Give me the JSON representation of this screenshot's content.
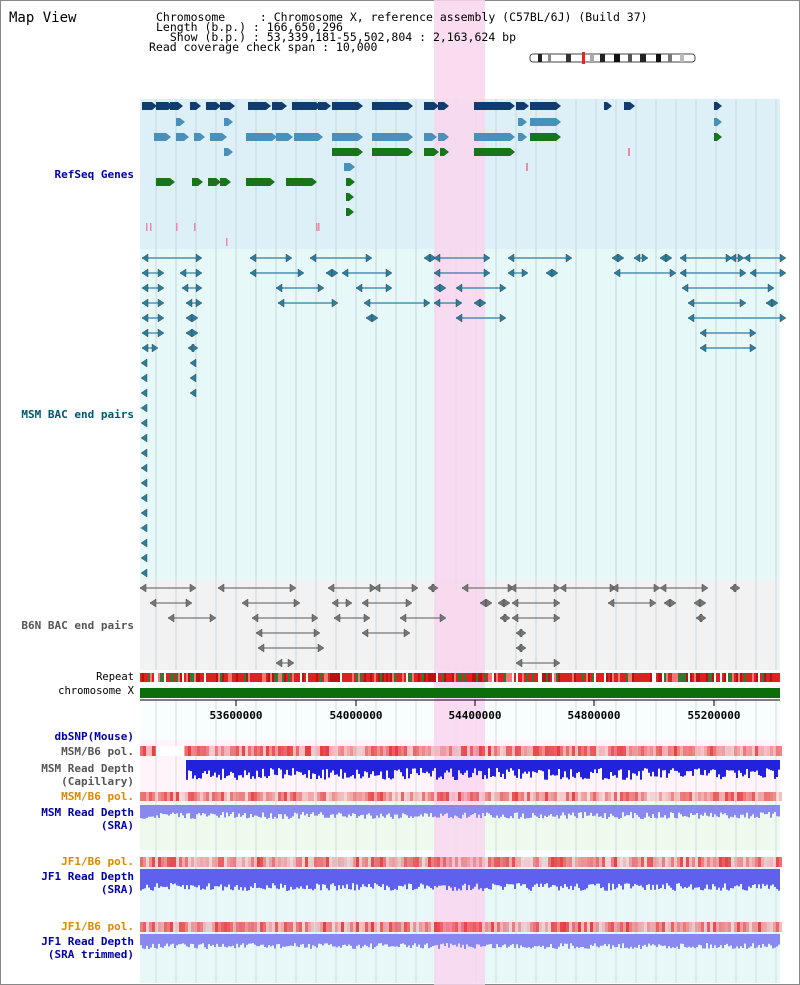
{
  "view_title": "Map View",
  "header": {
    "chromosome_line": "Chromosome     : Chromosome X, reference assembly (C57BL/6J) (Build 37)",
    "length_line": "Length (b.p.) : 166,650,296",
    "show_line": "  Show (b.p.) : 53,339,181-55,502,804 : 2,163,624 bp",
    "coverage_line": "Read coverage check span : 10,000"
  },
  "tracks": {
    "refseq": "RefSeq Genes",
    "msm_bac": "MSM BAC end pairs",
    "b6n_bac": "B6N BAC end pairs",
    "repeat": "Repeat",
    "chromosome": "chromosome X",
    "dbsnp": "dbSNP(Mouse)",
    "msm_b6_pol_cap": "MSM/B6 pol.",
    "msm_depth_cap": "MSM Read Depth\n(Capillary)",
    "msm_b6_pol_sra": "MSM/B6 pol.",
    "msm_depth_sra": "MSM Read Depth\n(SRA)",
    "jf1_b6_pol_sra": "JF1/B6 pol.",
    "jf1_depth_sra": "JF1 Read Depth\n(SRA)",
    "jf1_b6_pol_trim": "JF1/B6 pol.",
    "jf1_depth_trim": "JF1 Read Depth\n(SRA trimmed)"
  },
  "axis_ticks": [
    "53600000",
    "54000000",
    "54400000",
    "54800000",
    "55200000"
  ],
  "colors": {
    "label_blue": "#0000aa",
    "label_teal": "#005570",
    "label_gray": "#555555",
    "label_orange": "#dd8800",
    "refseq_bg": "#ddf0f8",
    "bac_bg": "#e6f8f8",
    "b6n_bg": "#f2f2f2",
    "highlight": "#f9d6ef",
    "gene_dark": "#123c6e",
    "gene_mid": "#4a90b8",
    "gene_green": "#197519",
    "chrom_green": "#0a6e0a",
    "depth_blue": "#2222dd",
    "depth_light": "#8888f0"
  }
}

The problem >> Looking through the records, copy out every line in which the word "pairs" is found.

Expected output >>
    "msm_bac": "MSM BAC end pairs",
    "b6n_bac": "B6N BAC end pairs",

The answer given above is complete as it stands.